>> begin

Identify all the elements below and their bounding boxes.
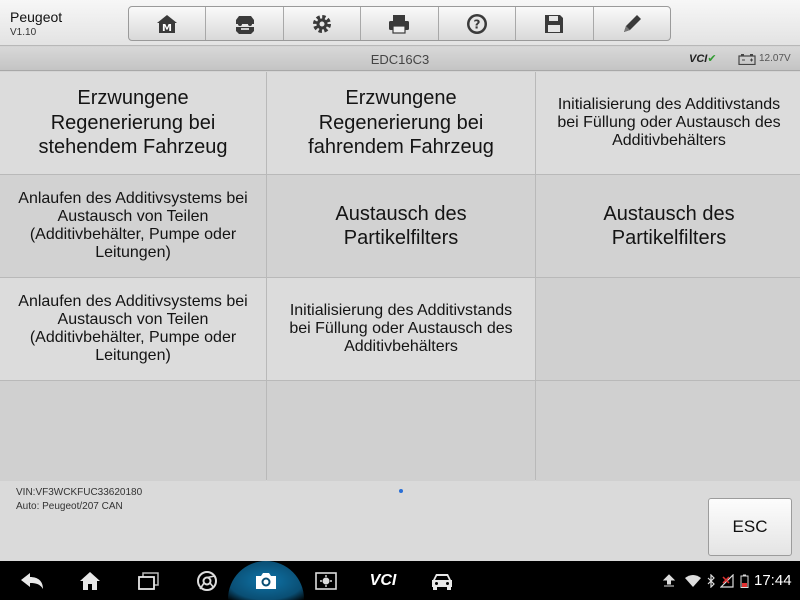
battery-voltage: 12.07V: [759, 53, 791, 64]
camera-icon: [256, 572, 276, 589]
toolbar: M ?: [128, 6, 671, 41]
function-label: Initialisierung des Additivstands bei Fü…: [289, 301, 513, 356]
function-label: Austausch des Partikelfilters: [335, 202, 467, 249]
function-label: Erzwungene Regenerierung bei fahrendem F…: [308, 87, 494, 159]
help-button[interactable]: ?: [439, 7, 517, 40]
no-signal-icon: [720, 574, 734, 588]
vci-nav-button[interactable]: VCI: [362, 561, 404, 600]
save-button[interactable]: [516, 7, 594, 40]
battery-status-icon: [740, 574, 749, 588]
function-forced-regeneration-stationary[interactable]: Erzwungene Regenerierung bei stehendem F…: [0, 72, 266, 174]
function-particle-filter-replacement[interactable]: Austausch des Partikelfilters: [267, 175, 535, 277]
top-header: Peugeot V1.10 M ?: [0, 0, 800, 46]
esc-button[interactable]: ESC: [708, 498, 792, 556]
vci-check-icon: ✔: [707, 53, 717, 65]
battery-icon: [738, 54, 756, 65]
recent-apps-icon: [138, 571, 159, 590]
vehicle-swap-button[interactable]: [206, 7, 284, 40]
car-swap-icon: [235, 15, 254, 34]
grid-empty-cell: [536, 381, 800, 483]
home-m-icon: M: [157, 14, 178, 34]
page-indicator-dot: [399, 489, 403, 493]
brightness-button[interactable]: [308, 561, 344, 600]
wifi-icon: [685, 575, 701, 587]
camera-button[interactable]: [228, 561, 304, 600]
brightness-icon: [315, 571, 337, 590]
chrome-icon: [197, 570, 217, 591]
auto-text: Auto: Peugeot/207 CAN: [16, 501, 123, 512]
vehicle-info-panel: VIN:VF3WCKFUC33620180 Auto: Peugeot/207 …: [0, 481, 800, 561]
function-additive-level-init-2[interactable]: Initialisierung des Additivstands bei Fü…: [267, 278, 535, 380]
svg-text:?: ?: [473, 17, 480, 31]
home-button[interactable]: M: [129, 7, 207, 40]
gear-icon: [313, 14, 332, 33]
function-particle-filter-replacement-2[interactable]: Austausch des Partikelfilters: [536, 175, 800, 277]
car-nav-button[interactable]: [424, 561, 460, 600]
vci-status-badge: VCI✔: [689, 52, 717, 65]
function-forced-regeneration-driving[interactable]: Erzwungene Regenerierung bei fahrendem F…: [267, 72, 535, 174]
module-title: EDC16C3: [370, 52, 430, 67]
grid-empty-cell: [536, 278, 800, 380]
function-label: Anlaufen des Additivsystems bei Austausc…: [18, 292, 248, 365]
app-version: V1.10: [10, 27, 37, 38]
function-additive-system-startup[interactable]: Anlaufen des Additivsystems bei Austausc…: [0, 175, 266, 277]
function-label: Initialisierung des Additivstands bei Fü…: [557, 95, 781, 150]
print-button[interactable]: [361, 7, 439, 40]
edit-button[interactable]: [594, 7, 670, 40]
vin-text: VIN:VF3WCKFUC33620180: [16, 487, 143, 498]
help-icon: ?: [466, 13, 487, 34]
function-additive-system-startup-2[interactable]: Anlaufen des Additivsystems bei Austausc…: [0, 278, 266, 380]
status-clock: 17:44: [754, 572, 792, 589]
car-icon: [432, 573, 452, 590]
vci-label: VCI: [689, 53, 708, 65]
recent-apps-button[interactable]: [131, 561, 167, 600]
function-grid: Erzwungene Regenerierung bei stehendem F…: [0, 72, 800, 483]
grid-empty-cell: [0, 381, 266, 483]
home-nav-button[interactable]: [72, 561, 108, 600]
function-additive-level-init[interactable]: Initialisierung des Additivstands bei Fü…: [536, 72, 800, 174]
upload-icon: [662, 574, 676, 587]
function-label: Anlaufen des Additivsystems bei Austausc…: [18, 189, 248, 262]
printer-icon: [389, 14, 410, 34]
floppy-disk-icon: [545, 14, 564, 33]
settings-button[interactable]: [284, 7, 362, 40]
svg-text:M: M: [162, 23, 172, 34]
function-label: Austausch des Partikelfilters: [603, 202, 735, 249]
function-label: Erzwungene Regenerierung bei stehendem F…: [38, 87, 228, 159]
vci-nav-label: VCI: [369, 571, 397, 589]
grid-empty-cell: [267, 381, 535, 483]
chrome-button[interactable]: [189, 561, 225, 600]
back-arrow-icon: [21, 572, 43, 589]
back-button[interactable]: [14, 561, 50, 600]
bluetooth-icon: [707, 574, 715, 588]
app-title: Peugeot: [10, 9, 63, 25]
android-nav-bar: VCI 17:44: [0, 561, 800, 600]
home-icon: [80, 571, 100, 590]
pencil-icon: [623, 14, 641, 32]
module-bar: EDC16C3 VCI✔ 12.07V: [0, 47, 800, 71]
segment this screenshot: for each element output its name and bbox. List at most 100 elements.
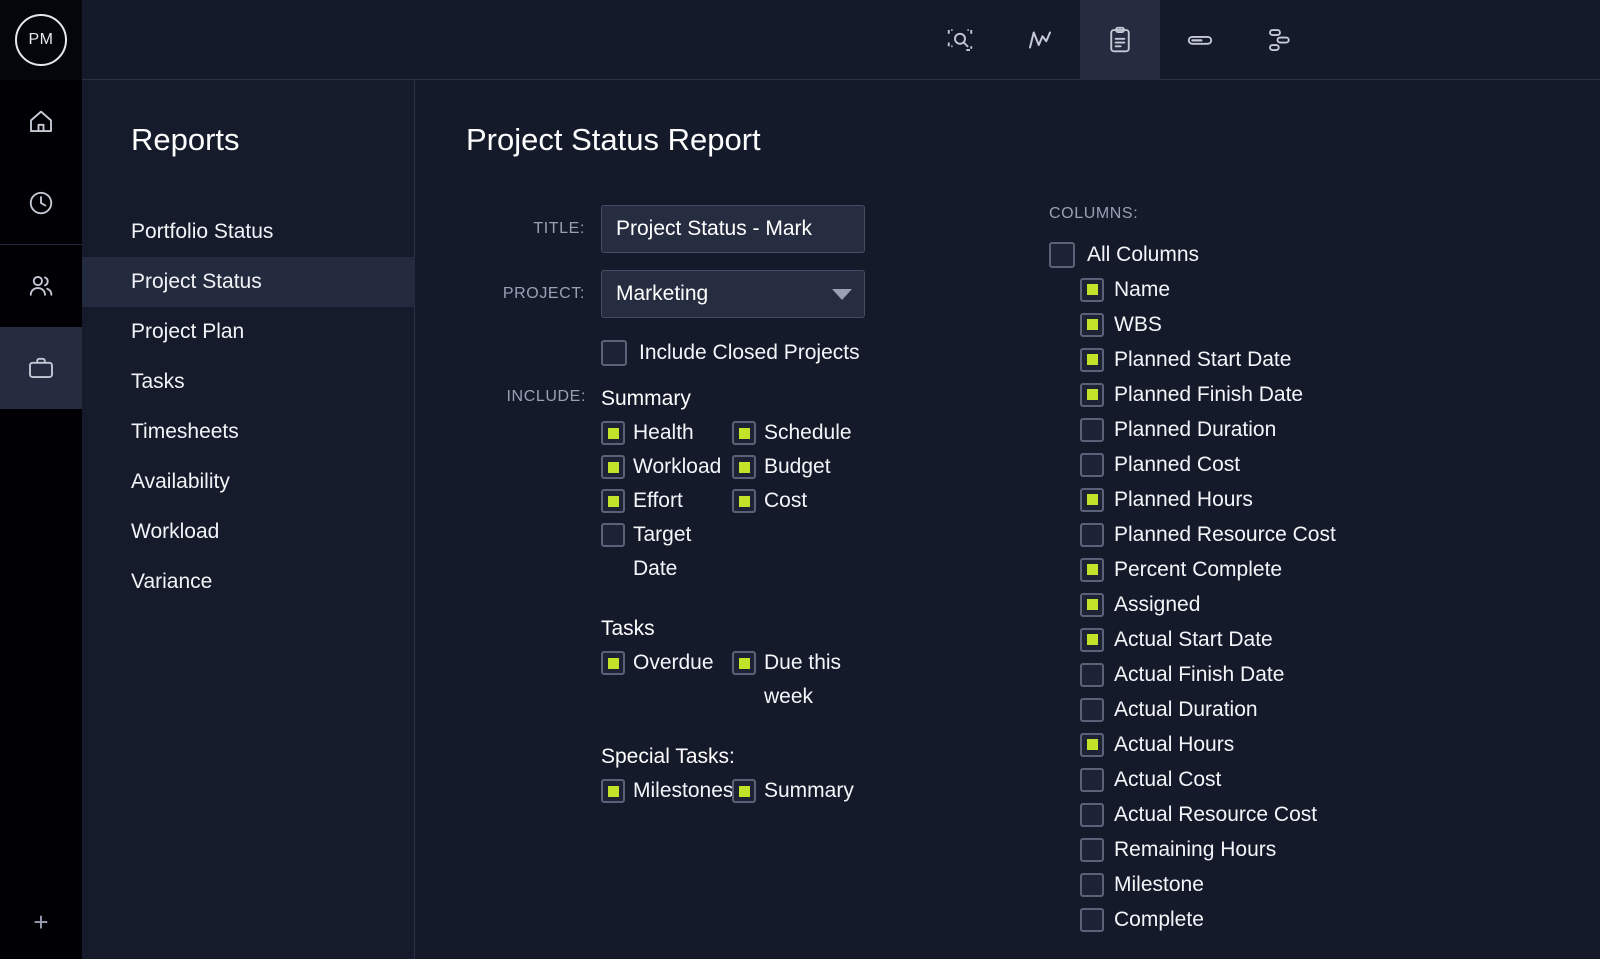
column-checkbox-planned-duration[interactable]	[1080, 418, 1104, 442]
people-icon[interactable]	[0, 245, 82, 327]
column-checkbox-actual-hours[interactable]	[1080, 733, 1104, 757]
column-checkbox-complete[interactable]	[1080, 908, 1104, 932]
health-checkbox[interactable]	[601, 421, 625, 445]
add-label: +	[33, 907, 48, 938]
project-label: PROJECT:	[466, 270, 601, 318]
column-row-planned-duration[interactable]: Planned Duration	[1080, 412, 1529, 447]
all-columns-row[interactable]: All Columns	[1049, 237, 1529, 272]
column-checkbox-milestone[interactable]	[1080, 873, 1104, 897]
app-logo[interactable]: PM	[0, 0, 82, 80]
target-date-checkbox[interactable]	[601, 523, 625, 547]
sidebar-item-project-status[interactable]: Project Status	[82, 257, 415, 307]
schedule-checkbox[interactable]	[732, 421, 756, 445]
column-row-complete[interactable]: Complete	[1080, 902, 1529, 937]
all-columns-checkbox[interactable]	[1049, 242, 1075, 268]
sidebar-item-variance[interactable]: Variance	[82, 557, 415, 607]
column-row-wbs[interactable]: WBS	[1080, 307, 1529, 342]
sidebar-item-portfolio-status[interactable]: Portfolio Status	[82, 207, 415, 257]
sidebar-item-workload[interactable]: Workload	[82, 507, 415, 557]
search-zoom-icon[interactable]	[920, 0, 1000, 80]
column-checkbox-actual-resource-cost[interactable]	[1080, 803, 1104, 827]
column-row-planned-cost[interactable]: Planned Cost	[1080, 447, 1529, 482]
column-checkbox-actual-finish-date[interactable]	[1080, 663, 1104, 687]
workload-checkbox[interactable]	[601, 455, 625, 479]
checkbox-due-this-week[interactable]: Due this week	[732, 646, 863, 714]
column-row-actual-start-date[interactable]: Actual Start Date	[1080, 622, 1529, 657]
column-checkbox-planned-finish-date[interactable]	[1080, 383, 1104, 407]
column-checkbox-planned-resource-cost[interactable]	[1080, 523, 1104, 547]
cost-checkbox[interactable]	[732, 489, 756, 513]
include-closed-projects-row[interactable]: Include Closed Projects	[601, 340, 906, 366]
column-checkbox-actual-cost[interactable]	[1080, 768, 1104, 792]
checkbox-cost[interactable]: Cost	[732, 484, 863, 518]
title-input[interactable]: Project Status - Mark	[601, 205, 865, 253]
column-row-actual-hours[interactable]: Actual Hours	[1080, 727, 1529, 762]
column-checkbox-remaining-hours[interactable]	[1080, 838, 1104, 862]
checkbox-target-date[interactable]: Target Date	[601, 518, 732, 586]
column-checkbox-planned-cost[interactable]	[1080, 453, 1104, 477]
column-row-planned-hours[interactable]: Planned Hours	[1080, 482, 1529, 517]
column-checkbox-actual-start-date[interactable]	[1080, 628, 1104, 652]
checkbox-workload[interactable]: Workload	[601, 450, 732, 484]
column-row-actual-cost[interactable]: Actual Cost	[1080, 762, 1529, 797]
sidebar-item-availability[interactable]: Availability	[82, 457, 415, 507]
pill-progress-icon[interactable]	[1160, 0, 1240, 80]
checkbox-milestones[interactable]: Milestones	[601, 774, 732, 808]
home-icon[interactable]	[0, 80, 82, 162]
column-checkbox-actual-duration[interactable]	[1080, 698, 1104, 722]
sidebar-item-project-plan[interactable]: Project Plan	[82, 307, 415, 357]
project-select[interactable]: Marketing	[601, 270, 865, 318]
checkbox-summary[interactable]: Summary	[732, 774, 863, 808]
checkbox-effort[interactable]: Effort	[601, 484, 732, 518]
chevron-down-icon	[832, 289, 852, 300]
due-this-week-label: Due this week	[764, 646, 863, 714]
column-checkbox-planned-hours[interactable]	[1080, 488, 1104, 512]
special-tasks-checkbox-grid: Milestones Summary	[601, 774, 871, 808]
column-row-actual-duration[interactable]: Actual Duration	[1080, 692, 1529, 727]
checkbox-health[interactable]: Health	[601, 416, 732, 450]
column-row-percent-complete[interactable]: Percent Complete	[1080, 552, 1529, 587]
effort-checkbox[interactable]	[601, 489, 625, 513]
checkbox-budget[interactable]: Budget	[732, 450, 863, 484]
sidebar-item-tasks[interactable]: Tasks	[82, 357, 415, 407]
column-row-name[interactable]: Name	[1080, 272, 1529, 307]
column-row-assigned[interactable]: Assigned	[1080, 587, 1529, 622]
due-this-week-checkbox[interactable]	[732, 651, 756, 675]
summary-label: Summary	[764, 774, 854, 808]
include-closed-projects-checkbox[interactable]	[601, 340, 627, 366]
columns-label: COLUMNS:	[1049, 205, 1529, 223]
overdue-checkbox[interactable]	[601, 651, 625, 675]
column-checkbox-planned-start-date[interactable]	[1080, 348, 1104, 372]
column-checkbox-name[interactable]	[1080, 278, 1104, 302]
top-bar: PM	[0, 0, 1600, 80]
plus-icon[interactable]: +	[0, 897, 82, 947]
milestones-checkbox[interactable]	[601, 779, 625, 803]
sidebar-item-timesheets[interactable]: Timesheets	[82, 407, 415, 457]
clock-icon[interactable]	[0, 162, 82, 244]
column-checkbox-percent-complete[interactable]	[1080, 558, 1104, 582]
column-row-milestone[interactable]: Milestone	[1080, 867, 1529, 902]
hierarchy-gantt-icon[interactable]	[1240, 0, 1320, 80]
column-checkbox-wbs[interactable]	[1080, 313, 1104, 337]
report-item-label: Project Plan	[131, 320, 244, 344]
column-row-actual-resource-cost[interactable]: Actual Resource Cost	[1080, 797, 1529, 832]
column-checkbox-assigned[interactable]	[1080, 593, 1104, 617]
summary-checkbox[interactable]	[732, 779, 756, 803]
budget-checkbox[interactable]	[732, 455, 756, 479]
column-row-actual-finish-date[interactable]: Actual Finish Date	[1080, 657, 1529, 692]
report-item-label: Variance	[131, 570, 212, 594]
column-label: Planned Finish Date	[1114, 383, 1303, 407]
icon-rail: +	[0, 80, 82, 959]
clipboard-report-icon[interactable]	[1080, 0, 1160, 80]
project-row: PROJECT: Marketing	[466, 270, 906, 318]
column-row-remaining-hours[interactable]: Remaining Hours	[1080, 832, 1529, 867]
column-label: Actual Resource Cost	[1114, 803, 1317, 827]
activity-pulse-icon[interactable]	[1000, 0, 1080, 80]
checkbox-overdue[interactable]: Overdue	[601, 646, 732, 680]
effort-label: Effort	[633, 484, 683, 518]
column-row-planned-start-date[interactable]: Planned Start Date	[1080, 342, 1529, 377]
briefcase-icon[interactable]	[0, 327, 82, 409]
column-row-planned-resource-cost[interactable]: Planned Resource Cost	[1080, 517, 1529, 552]
column-row-planned-finish-date[interactable]: Planned Finish Date	[1080, 377, 1529, 412]
checkbox-schedule[interactable]: Schedule	[732, 416, 863, 450]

>> end

- **Stated task**
Render as a numbered list the portion of the items that begins with the line containing "418, 1104, 442]" and ends with the line containing "421, 756, 445]", including both of those lines and omitting any blank lines.

- **Response for this exercise**
1. column-checkbox-planned-duration[interactable]	[1080, 418, 1104, 442]
2. people-icon[interactable]	[0, 245, 82, 327]
3. column-checkbox-actual-hours[interactable]	[1080, 733, 1104, 757]
4. column-checkbox-complete[interactable]	[1080, 908, 1104, 932]
5. health-checkbox[interactable]	[601, 421, 625, 445]
6. add-label: +	[33, 907, 48, 938]
7. project-label: PROJECT:	[466, 270, 601, 318]
8. column-row-planned-duration[interactable]: Planned Duration	[1080, 412, 1529, 447]
9. all-columns-row[interactable]: All Columns	[1049, 237, 1529, 272]
10. column-checkbox-milestone[interactable]	[1080, 873, 1104, 897]
11. app-logo[interactable]: PM	[0, 0, 82, 80]
12. target-date-checkbox[interactable]	[601, 523, 625, 547]
13. sidebar-item-project-status[interactable]: Project Status	[82, 257, 415, 307]
14. schedule-checkbox[interactable]	[732, 421, 756, 445]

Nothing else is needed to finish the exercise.